■ **DO THIS**
Give every entry again, word for word and in full.

■ **RECORDS PROVIDED**
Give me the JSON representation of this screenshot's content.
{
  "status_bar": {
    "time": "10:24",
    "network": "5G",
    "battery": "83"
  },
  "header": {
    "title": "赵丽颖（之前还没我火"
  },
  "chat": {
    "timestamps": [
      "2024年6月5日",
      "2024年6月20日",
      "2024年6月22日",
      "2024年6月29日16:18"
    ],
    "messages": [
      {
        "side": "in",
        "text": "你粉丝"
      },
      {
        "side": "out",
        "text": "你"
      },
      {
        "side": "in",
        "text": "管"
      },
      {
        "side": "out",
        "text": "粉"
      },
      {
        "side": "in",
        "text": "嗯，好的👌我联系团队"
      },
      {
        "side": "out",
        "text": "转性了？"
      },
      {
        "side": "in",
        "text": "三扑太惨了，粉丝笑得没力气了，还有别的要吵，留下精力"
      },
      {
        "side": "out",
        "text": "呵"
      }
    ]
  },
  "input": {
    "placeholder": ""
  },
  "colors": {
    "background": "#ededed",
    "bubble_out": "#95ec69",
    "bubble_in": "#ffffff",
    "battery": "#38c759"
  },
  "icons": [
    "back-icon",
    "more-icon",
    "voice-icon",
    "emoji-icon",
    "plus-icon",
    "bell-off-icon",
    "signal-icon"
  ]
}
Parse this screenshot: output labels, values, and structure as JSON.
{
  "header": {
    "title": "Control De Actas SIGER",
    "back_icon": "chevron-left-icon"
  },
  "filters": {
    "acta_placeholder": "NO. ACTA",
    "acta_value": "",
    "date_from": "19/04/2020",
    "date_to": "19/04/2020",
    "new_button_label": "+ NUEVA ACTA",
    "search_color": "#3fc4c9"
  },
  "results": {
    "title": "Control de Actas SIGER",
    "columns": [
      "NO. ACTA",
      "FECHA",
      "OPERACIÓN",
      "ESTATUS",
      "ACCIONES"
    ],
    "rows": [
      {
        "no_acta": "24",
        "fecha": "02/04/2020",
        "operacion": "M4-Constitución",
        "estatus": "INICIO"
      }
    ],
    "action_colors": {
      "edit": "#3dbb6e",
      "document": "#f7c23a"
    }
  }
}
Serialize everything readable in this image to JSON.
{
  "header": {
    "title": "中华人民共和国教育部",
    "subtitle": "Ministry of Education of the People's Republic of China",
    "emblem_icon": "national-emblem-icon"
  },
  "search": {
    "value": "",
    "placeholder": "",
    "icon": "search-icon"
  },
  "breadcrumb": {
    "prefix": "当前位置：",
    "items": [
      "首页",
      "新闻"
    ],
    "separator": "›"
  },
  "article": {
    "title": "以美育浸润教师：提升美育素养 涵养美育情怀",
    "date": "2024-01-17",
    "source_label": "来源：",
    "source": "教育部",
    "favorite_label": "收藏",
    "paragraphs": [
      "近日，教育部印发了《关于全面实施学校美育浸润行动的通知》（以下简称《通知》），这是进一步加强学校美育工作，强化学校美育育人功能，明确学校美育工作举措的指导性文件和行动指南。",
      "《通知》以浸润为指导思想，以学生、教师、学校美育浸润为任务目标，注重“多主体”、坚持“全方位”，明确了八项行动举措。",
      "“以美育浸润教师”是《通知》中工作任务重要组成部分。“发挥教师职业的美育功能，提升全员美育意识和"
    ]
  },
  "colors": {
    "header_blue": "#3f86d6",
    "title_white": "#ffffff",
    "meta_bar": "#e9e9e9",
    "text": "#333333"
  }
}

■ **WRITTEN SOLUTION**
Give me the JSON representation of this screenshot's content.
{
  "status_bar": {
    "time": "10:24",
    "network": "5G",
    "battery": "83"
  },
  "header": {
    "title": "赵丽颖（之前还没我火"
  },
  "chat": {
    "timestamps": [
      "2024年6月5日",
      "2024年6月20日",
      "2024年6月22日",
      "2024年6月29日16:18"
    ],
    "messages": [
      {
        "side": "in",
        "text": "你粉丝"
      },
      {
        "side": "out",
        "text": "你"
      },
      {
        "side": "in",
        "text": "管"
      },
      {
        "side": "out",
        "text": "粉"
      },
      {
        "side": "in",
        "text": "嗯，好的👌我联系团队"
      },
      {
        "side": "out",
        "text": "转性了？"
      },
      {
        "side": "in",
        "text": "三扑太惨了，粉丝笑得没力气了，还有别的要吵，留下精力"
      },
      {
        "side": "out",
        "text": "呵"
      }
    ]
  },
  "input": {
    "placeholder": ""
  },
  "colors": {
    "background": "#ededed",
    "bubble_out": "#95ec69",
    "bubble_in": "#ffffff",
    "battery": "#38c759"
  },
  "icons": [
    "back-icon",
    "more-icon",
    "voice-icon",
    "emoji-icon",
    "plus-icon",
    "bell-off-icon",
    "signal-icon"
  ]
}
Parse this screenshot: output labels, values, and structure as JSON.
{
  "header": {
    "title": "Control De Actas SIGER",
    "back_icon": "chevron-left-icon"
  },
  "filters": {
    "acta_placeholder": "NO. ACTA",
    "acta_value": "",
    "date_from": "19/04/2020",
    "date_to": "19/04/2020",
    "new_button_label": "+ NUEVA ACTA",
    "search_color": "#3fc4c9"
  },
  "results": {
    "title": "Control de Actas SIGER",
    "columns": [
      "NO. ACTA",
      "FECHA",
      "OPERACIÓN",
      "ESTATUS",
      "ACCIONES"
    ],
    "rows": [
      {
        "no_acta": "24",
        "fecha": "02/04/2020",
        "operacion": "M4-Constitución",
        "estatus": "INICIO"
      }
    ],
    "action_colors": {
      "edit": "#3dbb6e",
      "document": "#f7c23a"
    }
  }
}
Serialize everything readable in this image to JSON.
{
  "header": {
    "title": "中华人民共和国教育部",
    "subtitle": "Ministry of Education of the People's Republic of China",
    "emblem_icon": "national-emblem-icon"
  },
  "search": {
    "value": "",
    "placeholder": "",
    "icon": "search-icon"
  },
  "breadcrumb": {
    "prefix": "当前位置：",
    "items": [
      "首页",
      "新闻"
    ],
    "separator": "›"
  },
  "article": {
    "title": "以美育浸润教师：提升美育素养 涵养美育情怀",
    "date": "2024-01-17",
    "source_label": "来源：",
    "source": "教育部",
    "favorite_label": "收藏",
    "paragraphs": [
      "近日，教育部印发了《关于全面实施学校美育浸润行动的通知》（以下简称《通知》），这是进一步加强学校美育工作，强化学校美育育人功能，明确学校美育工作举措的指导性文件和行动指南。",
      "《通知》以浸润为指导思想，以学生、教师、学校美育浸润为任务目标，注重“多主体”、坚持“全方位”，明确了八项行动举措。",
      "“以美育浸润教师”是《通知》中工作任务重要组成部分。“发挥教师职业的美育功能，提升全员美育意识和"
    ]
  },
  "colors": {
    "header_blue": "#3f86d6",
    "title_white": "#ffffff",
    "meta_bar": "#e9e9e9",
    "text": "#333333"
  }
}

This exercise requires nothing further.